• **EXERCISE TASK**: Using the listing beneath this task, count the lines with the word "that" and write only the result.

• **TASK INPUTS**:
★ ★ ★ ★ ★ ★ ★

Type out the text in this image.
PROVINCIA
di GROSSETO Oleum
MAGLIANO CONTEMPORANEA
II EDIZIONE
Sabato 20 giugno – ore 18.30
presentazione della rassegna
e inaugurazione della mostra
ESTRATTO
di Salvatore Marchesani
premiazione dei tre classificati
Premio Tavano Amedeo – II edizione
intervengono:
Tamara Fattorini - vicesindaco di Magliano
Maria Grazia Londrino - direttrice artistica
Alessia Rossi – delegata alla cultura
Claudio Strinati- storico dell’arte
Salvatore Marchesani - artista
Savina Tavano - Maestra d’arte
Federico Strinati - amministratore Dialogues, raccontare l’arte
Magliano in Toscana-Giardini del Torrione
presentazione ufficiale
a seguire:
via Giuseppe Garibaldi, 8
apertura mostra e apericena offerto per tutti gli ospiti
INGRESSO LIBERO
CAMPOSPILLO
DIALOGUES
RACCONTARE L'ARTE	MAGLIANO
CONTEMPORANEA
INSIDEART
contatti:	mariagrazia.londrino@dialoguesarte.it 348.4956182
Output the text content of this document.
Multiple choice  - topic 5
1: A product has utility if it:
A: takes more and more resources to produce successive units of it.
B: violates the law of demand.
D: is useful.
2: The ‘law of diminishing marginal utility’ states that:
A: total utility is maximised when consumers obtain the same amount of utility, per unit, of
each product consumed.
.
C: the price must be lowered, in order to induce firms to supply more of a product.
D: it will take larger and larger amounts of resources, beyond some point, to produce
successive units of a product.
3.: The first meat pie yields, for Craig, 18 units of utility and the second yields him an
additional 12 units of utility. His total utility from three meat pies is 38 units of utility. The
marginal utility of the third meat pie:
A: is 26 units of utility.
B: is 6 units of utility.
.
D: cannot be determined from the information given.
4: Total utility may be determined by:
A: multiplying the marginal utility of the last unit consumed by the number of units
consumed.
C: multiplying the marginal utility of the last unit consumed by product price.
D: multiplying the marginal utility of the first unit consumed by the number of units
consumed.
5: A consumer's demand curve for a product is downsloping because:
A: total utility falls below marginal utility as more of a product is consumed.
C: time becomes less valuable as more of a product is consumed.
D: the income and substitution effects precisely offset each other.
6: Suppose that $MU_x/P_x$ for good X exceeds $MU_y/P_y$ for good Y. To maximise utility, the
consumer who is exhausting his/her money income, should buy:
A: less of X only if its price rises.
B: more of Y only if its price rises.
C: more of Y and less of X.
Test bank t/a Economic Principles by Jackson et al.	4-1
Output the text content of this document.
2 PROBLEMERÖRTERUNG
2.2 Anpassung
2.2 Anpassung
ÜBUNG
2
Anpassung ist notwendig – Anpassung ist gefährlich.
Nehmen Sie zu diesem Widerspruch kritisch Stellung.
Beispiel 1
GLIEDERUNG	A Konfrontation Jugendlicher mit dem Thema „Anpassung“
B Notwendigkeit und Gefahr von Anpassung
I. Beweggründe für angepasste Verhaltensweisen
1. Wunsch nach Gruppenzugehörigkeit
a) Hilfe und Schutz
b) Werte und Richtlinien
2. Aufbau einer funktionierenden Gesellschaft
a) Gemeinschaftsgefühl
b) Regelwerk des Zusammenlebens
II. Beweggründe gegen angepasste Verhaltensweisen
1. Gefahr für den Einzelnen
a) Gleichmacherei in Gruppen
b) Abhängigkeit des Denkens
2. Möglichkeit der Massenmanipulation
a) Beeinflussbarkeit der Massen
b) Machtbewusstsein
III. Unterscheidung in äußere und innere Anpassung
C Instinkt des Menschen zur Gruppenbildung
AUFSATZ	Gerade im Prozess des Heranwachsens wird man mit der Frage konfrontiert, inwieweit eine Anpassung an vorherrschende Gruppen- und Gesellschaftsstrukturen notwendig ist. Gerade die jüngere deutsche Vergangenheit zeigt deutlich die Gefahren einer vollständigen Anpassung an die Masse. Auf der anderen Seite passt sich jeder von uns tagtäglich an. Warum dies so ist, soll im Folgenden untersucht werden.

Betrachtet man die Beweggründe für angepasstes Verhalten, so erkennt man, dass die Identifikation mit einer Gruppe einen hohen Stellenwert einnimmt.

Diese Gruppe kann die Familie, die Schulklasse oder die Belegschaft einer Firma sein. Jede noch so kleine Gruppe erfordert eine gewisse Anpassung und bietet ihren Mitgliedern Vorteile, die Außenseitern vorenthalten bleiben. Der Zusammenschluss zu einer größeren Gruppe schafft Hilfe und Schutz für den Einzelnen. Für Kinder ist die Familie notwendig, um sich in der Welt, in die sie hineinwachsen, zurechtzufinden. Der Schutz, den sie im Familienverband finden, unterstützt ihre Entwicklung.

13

★ ★ ★ ★ ★ ★ ★

• **EXERCISE RESPONSE**: 2